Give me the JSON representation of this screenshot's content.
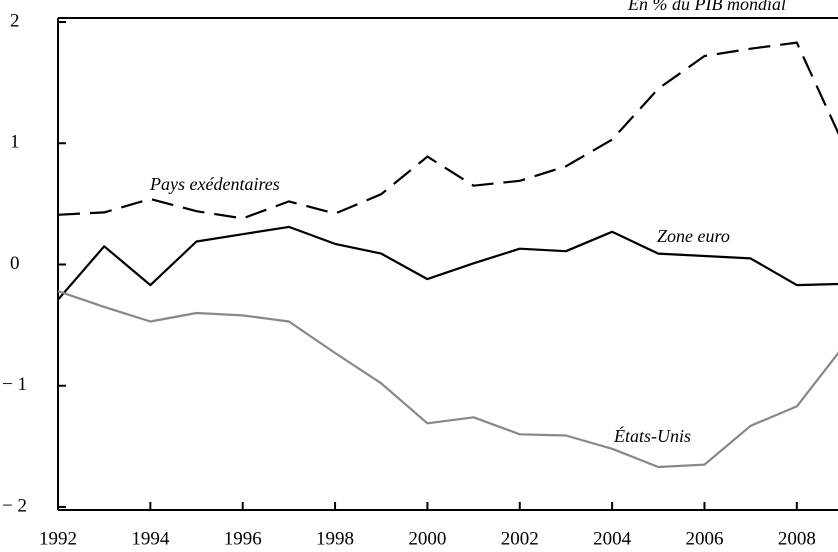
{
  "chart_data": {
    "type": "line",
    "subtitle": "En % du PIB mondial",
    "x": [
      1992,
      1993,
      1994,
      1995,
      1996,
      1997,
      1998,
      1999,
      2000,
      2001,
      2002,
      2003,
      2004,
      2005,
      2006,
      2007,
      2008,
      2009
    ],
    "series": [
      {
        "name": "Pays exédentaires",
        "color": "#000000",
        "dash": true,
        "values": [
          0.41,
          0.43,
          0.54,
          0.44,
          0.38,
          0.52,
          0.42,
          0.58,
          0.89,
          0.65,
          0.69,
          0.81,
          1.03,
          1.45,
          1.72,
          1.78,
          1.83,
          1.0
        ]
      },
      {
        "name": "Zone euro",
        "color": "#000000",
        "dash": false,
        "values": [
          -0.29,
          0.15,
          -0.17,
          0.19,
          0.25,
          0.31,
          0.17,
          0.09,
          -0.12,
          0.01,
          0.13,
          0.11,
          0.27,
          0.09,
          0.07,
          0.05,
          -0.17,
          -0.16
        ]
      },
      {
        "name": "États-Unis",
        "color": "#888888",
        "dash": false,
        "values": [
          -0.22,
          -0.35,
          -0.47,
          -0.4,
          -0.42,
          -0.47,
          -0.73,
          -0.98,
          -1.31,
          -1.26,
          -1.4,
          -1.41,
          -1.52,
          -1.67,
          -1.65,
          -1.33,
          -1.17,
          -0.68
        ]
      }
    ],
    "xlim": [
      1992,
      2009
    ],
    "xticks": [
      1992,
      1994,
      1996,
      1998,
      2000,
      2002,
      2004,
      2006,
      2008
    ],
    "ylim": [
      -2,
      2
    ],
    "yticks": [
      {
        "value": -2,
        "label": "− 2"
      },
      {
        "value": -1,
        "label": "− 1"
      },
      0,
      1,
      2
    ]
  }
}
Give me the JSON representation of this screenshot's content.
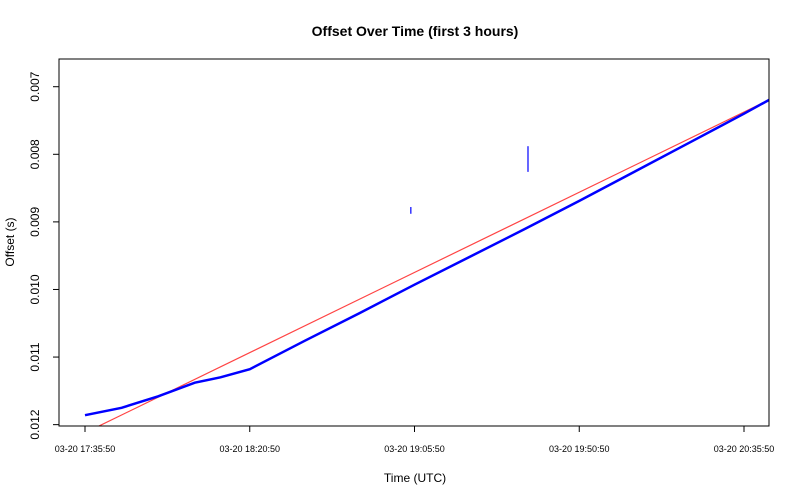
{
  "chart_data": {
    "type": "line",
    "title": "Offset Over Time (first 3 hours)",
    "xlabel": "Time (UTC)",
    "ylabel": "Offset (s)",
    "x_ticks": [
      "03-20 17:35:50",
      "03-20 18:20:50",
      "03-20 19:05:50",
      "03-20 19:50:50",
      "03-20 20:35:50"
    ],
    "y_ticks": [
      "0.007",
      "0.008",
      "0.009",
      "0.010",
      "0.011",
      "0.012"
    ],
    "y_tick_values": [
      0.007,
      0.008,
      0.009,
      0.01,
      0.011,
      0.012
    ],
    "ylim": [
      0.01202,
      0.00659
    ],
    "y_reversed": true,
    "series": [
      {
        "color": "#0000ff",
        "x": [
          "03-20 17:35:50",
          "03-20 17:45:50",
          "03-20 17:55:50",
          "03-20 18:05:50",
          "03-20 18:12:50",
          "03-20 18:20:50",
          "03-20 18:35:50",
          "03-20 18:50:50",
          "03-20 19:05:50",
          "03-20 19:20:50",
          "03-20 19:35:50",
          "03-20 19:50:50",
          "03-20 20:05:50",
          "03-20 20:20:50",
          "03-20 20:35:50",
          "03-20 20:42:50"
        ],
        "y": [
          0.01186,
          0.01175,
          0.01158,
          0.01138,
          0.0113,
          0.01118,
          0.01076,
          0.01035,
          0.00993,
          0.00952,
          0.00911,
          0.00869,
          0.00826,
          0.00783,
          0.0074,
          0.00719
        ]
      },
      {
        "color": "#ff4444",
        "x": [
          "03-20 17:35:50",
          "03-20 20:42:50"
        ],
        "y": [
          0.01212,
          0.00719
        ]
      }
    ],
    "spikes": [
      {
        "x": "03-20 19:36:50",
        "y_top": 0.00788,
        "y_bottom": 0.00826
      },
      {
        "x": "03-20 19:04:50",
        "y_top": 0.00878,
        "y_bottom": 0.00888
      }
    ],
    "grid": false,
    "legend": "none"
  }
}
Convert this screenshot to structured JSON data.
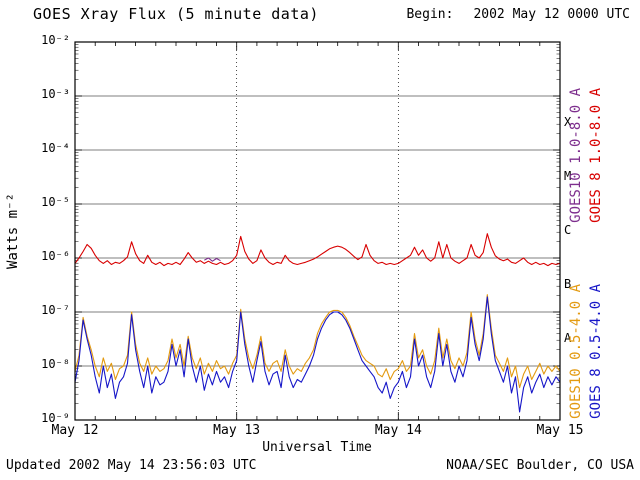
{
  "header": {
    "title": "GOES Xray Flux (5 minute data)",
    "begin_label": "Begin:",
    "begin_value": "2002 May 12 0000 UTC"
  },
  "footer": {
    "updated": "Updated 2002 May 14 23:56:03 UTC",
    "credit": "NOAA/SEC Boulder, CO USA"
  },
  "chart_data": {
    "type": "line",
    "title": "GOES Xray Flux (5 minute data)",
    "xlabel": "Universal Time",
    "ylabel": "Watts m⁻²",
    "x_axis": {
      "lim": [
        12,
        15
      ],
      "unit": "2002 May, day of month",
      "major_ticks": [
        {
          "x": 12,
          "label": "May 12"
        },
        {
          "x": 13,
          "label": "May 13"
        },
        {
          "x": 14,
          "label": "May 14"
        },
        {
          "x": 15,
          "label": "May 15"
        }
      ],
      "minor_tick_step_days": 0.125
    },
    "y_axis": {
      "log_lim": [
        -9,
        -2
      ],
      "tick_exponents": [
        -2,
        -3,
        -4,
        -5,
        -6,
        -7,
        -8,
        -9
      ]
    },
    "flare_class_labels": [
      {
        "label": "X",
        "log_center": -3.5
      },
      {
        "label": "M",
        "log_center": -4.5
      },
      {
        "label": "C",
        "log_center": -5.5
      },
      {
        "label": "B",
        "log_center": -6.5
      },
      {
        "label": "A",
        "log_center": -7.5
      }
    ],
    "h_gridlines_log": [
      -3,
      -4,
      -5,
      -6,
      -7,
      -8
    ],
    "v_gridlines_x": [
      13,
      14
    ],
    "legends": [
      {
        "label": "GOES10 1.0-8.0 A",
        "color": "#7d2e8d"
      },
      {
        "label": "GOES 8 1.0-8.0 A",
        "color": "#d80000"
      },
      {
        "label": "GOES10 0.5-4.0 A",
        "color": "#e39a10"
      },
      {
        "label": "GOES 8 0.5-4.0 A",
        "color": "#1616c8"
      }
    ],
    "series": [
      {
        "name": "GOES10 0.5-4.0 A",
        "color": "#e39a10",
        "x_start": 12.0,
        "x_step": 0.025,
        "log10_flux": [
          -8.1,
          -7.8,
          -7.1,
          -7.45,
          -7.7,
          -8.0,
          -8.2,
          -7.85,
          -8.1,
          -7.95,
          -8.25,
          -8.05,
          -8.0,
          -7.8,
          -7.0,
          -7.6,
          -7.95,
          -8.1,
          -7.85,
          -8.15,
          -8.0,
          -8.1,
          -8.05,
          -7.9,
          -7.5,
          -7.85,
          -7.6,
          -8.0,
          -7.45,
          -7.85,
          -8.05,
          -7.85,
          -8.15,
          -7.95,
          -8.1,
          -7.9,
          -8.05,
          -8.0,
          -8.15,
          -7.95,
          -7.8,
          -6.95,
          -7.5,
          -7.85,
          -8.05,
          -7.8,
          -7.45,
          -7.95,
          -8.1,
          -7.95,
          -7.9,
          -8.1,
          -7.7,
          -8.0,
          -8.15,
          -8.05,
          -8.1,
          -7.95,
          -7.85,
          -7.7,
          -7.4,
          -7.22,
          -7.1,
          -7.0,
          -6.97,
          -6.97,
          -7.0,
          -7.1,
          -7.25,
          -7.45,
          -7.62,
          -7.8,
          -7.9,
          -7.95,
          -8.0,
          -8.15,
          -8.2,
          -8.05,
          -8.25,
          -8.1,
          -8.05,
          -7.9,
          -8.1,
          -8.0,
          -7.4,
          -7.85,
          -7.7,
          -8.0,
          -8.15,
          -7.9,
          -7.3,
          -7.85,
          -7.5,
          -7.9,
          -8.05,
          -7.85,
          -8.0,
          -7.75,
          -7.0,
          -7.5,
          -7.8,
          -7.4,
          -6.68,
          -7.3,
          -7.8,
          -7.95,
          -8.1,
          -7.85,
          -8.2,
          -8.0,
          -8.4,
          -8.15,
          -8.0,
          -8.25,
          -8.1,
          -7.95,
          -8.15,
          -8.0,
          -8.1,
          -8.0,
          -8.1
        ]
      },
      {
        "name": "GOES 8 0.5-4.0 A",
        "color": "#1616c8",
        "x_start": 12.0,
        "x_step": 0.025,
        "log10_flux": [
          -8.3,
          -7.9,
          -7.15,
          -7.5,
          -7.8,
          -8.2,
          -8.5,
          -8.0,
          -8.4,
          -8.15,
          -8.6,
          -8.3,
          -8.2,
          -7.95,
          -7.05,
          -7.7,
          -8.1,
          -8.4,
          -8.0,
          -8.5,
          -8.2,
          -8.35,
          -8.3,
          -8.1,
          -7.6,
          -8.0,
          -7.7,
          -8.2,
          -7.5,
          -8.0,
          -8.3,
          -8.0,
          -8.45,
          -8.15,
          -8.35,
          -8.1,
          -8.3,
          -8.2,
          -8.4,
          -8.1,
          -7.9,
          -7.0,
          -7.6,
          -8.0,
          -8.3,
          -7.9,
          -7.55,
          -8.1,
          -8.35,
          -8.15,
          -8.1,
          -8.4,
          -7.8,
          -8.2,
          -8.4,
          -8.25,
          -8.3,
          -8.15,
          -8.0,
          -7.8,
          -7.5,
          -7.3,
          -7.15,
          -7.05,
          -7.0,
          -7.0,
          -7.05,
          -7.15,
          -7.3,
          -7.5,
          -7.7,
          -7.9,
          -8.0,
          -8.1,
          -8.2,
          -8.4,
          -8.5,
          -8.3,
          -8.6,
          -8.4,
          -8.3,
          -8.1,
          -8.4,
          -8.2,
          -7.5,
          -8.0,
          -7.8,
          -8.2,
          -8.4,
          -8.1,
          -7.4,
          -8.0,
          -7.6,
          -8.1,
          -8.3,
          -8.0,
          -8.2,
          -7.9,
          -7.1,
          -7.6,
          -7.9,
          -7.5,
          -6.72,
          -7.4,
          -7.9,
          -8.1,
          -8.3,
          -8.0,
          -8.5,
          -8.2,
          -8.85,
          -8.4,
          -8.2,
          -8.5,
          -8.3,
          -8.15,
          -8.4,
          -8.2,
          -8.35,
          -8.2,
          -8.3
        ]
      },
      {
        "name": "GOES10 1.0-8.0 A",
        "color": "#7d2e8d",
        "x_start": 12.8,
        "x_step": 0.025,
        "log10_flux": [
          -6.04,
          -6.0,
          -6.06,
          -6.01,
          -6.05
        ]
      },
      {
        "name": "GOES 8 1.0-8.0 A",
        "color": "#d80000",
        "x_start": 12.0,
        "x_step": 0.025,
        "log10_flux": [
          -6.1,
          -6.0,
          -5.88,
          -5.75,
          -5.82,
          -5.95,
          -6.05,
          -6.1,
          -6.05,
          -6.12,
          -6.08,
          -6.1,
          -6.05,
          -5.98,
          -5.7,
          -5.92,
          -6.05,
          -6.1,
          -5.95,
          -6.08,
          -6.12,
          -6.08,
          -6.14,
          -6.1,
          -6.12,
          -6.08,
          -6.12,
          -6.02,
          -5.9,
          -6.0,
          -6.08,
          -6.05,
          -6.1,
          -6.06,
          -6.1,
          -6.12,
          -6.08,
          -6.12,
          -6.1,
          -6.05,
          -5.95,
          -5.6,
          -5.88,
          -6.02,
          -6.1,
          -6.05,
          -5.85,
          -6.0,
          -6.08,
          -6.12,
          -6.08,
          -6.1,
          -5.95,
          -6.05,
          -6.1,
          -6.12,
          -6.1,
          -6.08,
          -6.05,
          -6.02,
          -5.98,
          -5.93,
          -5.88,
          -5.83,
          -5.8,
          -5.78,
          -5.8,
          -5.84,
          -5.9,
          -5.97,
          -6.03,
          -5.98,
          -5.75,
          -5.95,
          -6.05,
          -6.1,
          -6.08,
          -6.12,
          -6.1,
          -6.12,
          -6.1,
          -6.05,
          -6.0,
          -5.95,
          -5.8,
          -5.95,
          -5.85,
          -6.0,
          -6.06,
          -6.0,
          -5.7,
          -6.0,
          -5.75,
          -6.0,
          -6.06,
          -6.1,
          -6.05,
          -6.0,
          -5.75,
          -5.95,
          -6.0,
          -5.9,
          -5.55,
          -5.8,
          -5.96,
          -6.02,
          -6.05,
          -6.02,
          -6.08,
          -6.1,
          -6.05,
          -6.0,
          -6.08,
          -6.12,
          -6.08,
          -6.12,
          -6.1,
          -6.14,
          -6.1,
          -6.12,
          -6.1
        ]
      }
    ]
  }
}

------------------------------------

Where a line in the material contains "Time", copy that line.

> **Finished task**:
    "title": "Offset Over Time (first 3 hours)",
    "xlabel": "Time (UTC)",
    "xlabel": "Universal Time",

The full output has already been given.